## YOUR GOAL
Would you write out the listing verbatim and skip every picture in it?

## EXERCISE INPUTS
****************************************

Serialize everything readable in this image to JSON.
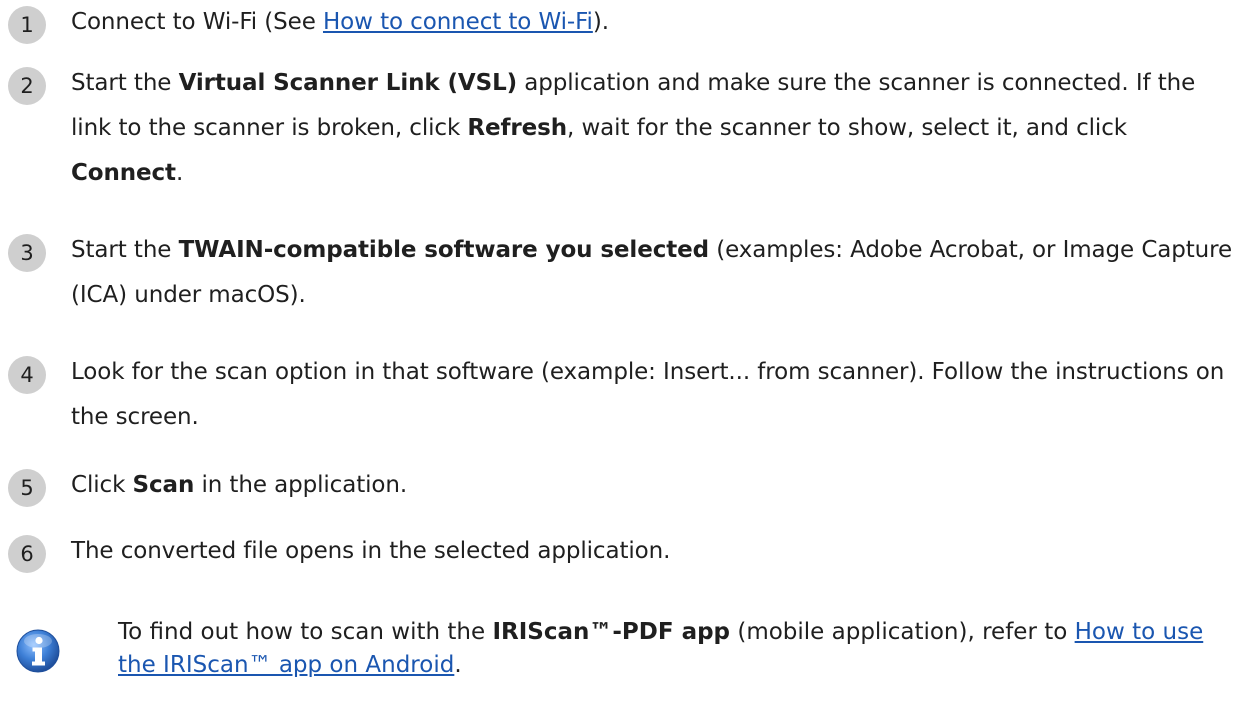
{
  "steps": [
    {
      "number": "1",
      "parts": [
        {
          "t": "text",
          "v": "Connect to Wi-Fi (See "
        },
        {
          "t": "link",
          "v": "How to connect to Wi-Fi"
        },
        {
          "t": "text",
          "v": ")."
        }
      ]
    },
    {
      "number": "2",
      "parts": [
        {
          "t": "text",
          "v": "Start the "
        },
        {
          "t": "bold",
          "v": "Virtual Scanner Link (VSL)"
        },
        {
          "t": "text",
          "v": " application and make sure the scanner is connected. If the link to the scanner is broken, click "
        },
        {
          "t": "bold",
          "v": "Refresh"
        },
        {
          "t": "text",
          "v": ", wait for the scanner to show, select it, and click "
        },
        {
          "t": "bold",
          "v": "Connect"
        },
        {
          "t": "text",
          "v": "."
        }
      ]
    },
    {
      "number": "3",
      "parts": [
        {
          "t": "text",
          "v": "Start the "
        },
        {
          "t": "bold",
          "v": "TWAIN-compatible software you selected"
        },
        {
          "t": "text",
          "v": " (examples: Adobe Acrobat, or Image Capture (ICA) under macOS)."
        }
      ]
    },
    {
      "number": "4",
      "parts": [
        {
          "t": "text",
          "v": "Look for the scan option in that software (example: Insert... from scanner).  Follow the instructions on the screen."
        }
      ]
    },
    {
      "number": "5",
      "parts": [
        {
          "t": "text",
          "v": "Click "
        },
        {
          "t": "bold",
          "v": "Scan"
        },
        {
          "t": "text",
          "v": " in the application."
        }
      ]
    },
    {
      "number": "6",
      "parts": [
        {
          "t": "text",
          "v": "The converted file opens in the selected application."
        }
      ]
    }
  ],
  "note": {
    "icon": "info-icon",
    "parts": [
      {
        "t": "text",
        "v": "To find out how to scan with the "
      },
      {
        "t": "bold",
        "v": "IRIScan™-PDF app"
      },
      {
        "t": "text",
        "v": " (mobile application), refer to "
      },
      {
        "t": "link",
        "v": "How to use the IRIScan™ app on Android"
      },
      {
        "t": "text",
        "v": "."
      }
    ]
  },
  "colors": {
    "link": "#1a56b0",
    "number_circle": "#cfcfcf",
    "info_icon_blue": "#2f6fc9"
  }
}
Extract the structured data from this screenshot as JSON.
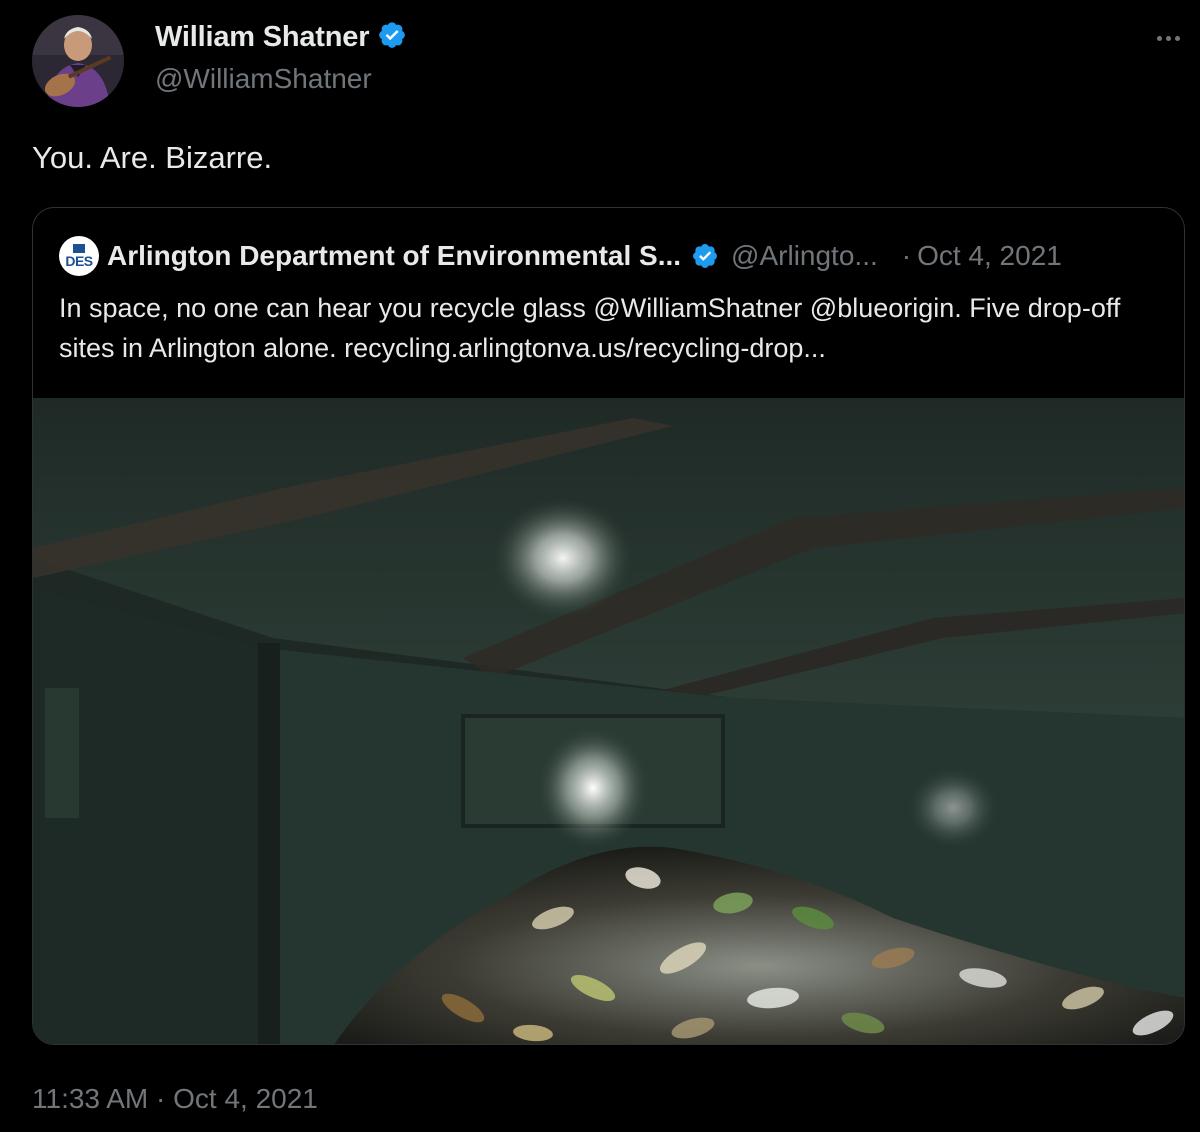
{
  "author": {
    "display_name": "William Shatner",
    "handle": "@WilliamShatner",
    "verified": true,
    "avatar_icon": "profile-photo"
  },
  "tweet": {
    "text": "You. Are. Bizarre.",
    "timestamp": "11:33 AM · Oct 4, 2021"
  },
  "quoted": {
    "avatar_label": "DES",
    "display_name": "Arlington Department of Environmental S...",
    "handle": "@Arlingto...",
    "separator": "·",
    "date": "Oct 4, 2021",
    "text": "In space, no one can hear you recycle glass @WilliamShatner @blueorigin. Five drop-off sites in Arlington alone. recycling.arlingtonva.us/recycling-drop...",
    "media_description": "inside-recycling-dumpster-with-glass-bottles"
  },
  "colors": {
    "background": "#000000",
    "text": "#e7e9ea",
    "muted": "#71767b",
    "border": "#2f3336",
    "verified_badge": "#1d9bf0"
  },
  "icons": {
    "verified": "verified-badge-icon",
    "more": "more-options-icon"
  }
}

****************************************

## SOLUTION TO THE EXERCISE
Serialize everything readable in this image to JSON.
{
  "steps": [
    {
      "number": "1",
      "parts": [
        {
          "t": "text",
          "v": "Connect to Wi-Fi (See "
        },
        {
          "t": "link",
          "v": "How to connect to Wi-Fi"
        },
        {
          "t": "text",
          "v": ")."
        }
      ]
    },
    {
      "number": "2",
      "parts": [
        {
          "t": "text",
          "v": "Start the "
        },
        {
          "t": "bold",
          "v": "Virtual Scanner Link (VSL)"
        },
        {
          "t": "text",
          "v": " application and make sure the scanner is connected. If the link to the scanner is broken, click "
        },
        {
          "t": "bold",
          "v": "Refresh"
        },
        {
          "t": "text",
          "v": ", wait for the scanner to show, select it, and click "
        },
        {
          "t": "bold",
          "v": "Connect"
        },
        {
          "t": "text",
          "v": "."
        }
      ]
    },
    {
      "number": "3",
      "parts": [
        {
          "t": "text",
          "v": "Start the "
        },
        {
          "t": "bold",
          "v": "TWAIN-compatible software you selected"
        },
        {
          "t": "text",
          "v": " (examples: Adobe Acrobat, or Image Capture (ICA) under macOS)."
        }
      ]
    },
    {
      "number": "4",
      "parts": [
        {
          "t": "text",
          "v": "Look for the scan option in that software (example: Insert... from scanner).  Follow the instructions on the screen."
        }
      ]
    },
    {
      "number": "5",
      "parts": [
        {
          "t": "text",
          "v": "Click "
        },
        {
          "t": "bold",
          "v": "Scan"
        },
        {
          "t": "text",
          "v": " in the application."
        }
      ]
    },
    {
      "number": "6",
      "parts": [
        {
          "t": "text",
          "v": "The converted file opens in the selected application."
        }
      ]
    }
  ],
  "note": {
    "icon": "info-icon",
    "parts": [
      {
        "t": "text",
        "v": "To find out how to scan with the "
      },
      {
        "t": "bold",
        "v": "IRIScan™-PDF app"
      },
      {
        "t": "text",
        "v": " (mobile application), refer to "
      },
      {
        "t": "link",
        "v": "How to use the IRIScan™ app on Android"
      },
      {
        "t": "text",
        "v": "."
      }
    ]
  },
  "colors": {
    "link": "#1a56b0",
    "number_circle": "#cfcfcf",
    "info_icon_blue": "#2f6fc9"
  }
}
Extract the structured data from this screenshot as JSON.
{
  "author": {
    "display_name": "William Shatner",
    "handle": "@WilliamShatner",
    "verified": true,
    "avatar_icon": "profile-photo"
  },
  "tweet": {
    "text": "You. Are. Bizarre.",
    "timestamp": "11:33 AM · Oct 4, 2021"
  },
  "quoted": {
    "avatar_label": "DES",
    "display_name": "Arlington Department of Environmental S...",
    "handle": "@Arlingto...",
    "separator": "·",
    "date": "Oct 4, 2021",
    "text": "In space, no one can hear you recycle glass @WilliamShatner @blueorigin. Five drop-off sites in Arlington alone. recycling.arlingtonva.us/recycling-drop...",
    "media_description": "inside-recycling-dumpster-with-glass-bottles"
  },
  "colors": {
    "background": "#000000",
    "text": "#e7e9ea",
    "muted": "#71767b",
    "border": "#2f3336",
    "verified_badge": "#1d9bf0"
  },
  "icons": {
    "verified": "verified-badge-icon",
    "more": "more-options-icon"
  }
}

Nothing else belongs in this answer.